* [GOAL] Each entry below is to be extracted exactly.

[Data records]
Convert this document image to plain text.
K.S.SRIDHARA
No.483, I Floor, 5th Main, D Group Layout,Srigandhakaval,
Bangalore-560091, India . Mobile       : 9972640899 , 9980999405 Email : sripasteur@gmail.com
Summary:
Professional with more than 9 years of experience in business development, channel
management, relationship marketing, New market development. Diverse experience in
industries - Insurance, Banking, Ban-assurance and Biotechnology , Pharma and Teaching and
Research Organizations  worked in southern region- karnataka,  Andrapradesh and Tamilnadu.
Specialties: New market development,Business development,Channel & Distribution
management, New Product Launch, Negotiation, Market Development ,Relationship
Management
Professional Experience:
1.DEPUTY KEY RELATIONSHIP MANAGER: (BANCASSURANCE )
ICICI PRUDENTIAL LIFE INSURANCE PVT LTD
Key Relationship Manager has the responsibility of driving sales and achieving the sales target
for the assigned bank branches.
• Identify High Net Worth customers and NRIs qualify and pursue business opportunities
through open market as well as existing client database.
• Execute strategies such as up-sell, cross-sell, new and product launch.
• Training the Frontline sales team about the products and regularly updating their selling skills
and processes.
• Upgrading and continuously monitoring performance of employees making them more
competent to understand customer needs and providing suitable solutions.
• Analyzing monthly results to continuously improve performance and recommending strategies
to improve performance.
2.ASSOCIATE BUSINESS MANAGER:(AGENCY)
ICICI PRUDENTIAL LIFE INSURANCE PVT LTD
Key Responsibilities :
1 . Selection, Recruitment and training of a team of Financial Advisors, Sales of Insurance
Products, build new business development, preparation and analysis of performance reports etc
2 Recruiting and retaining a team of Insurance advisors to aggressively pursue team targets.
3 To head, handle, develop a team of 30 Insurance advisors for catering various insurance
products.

* [ANSWER TO THIS TASK]
Convert this document image to plain text.
K.S.SRIDHARA
No.483, I Floor, 5th Main, D Group Layout,Srigandhakaval,
Bangalore-560091, India . Mobile       : 9972640899 , 9980999405 Email : sripasteur@gmail.com
Summary:
Professional with more than 9 years of experience in business development, channel
management, relationship marketing, New market development. Diverse experience in
industries - Insurance, Banking, Ban-assurance and Biotechnology , Pharma and Teaching and
Research Organizations  worked in southern region- karnataka,  Andrapradesh and Tamilnadu.
Specialties: New market development,Business development,Channel & Distribution
management, New Product Launch, Negotiation, Market Development ,Relationship
Management
Professional Experience:
1.DEPUTY KEY RELATIONSHIP MANAGER: (BANCASSURANCE )
ICICI PRUDENTIAL LIFE INSURANCE PVT LTD
Key Relationship Manager has the responsibility of driving sales and achieving the sales target
for the assigned bank branches.
• Identify High Net Worth customers and NRIs qualify and pursue business opportunities
through open market as well as existing client database.
• Execute strategies such as up-sell, cross-sell, new and product launch.
• Training the Frontline sales team about the products and regularly updating their selling skills
and processes.
• Upgrading and continuously monitoring performance of employees making them more
competent to understand customer needs and providing suitable solutions.
• Analyzing monthly results to continuously improve performance and recommending strategies
to improve performance.
2.ASSOCIATE BUSINESS MANAGER:(AGENCY)
ICICI PRUDENTIAL LIFE INSURANCE PVT LTD
Key Responsibilities :
1 . Selection, Recruitment and training of a team of Financial Advisors, Sales of Insurance
Products, build new business development, preparation and analysis of performance reports etc
2 Recruiting and retaining a team of Insurance advisors to aggressively pursue team targets.
3 To head, handle, develop a team of 30 Insurance advisors for catering various insurance
products.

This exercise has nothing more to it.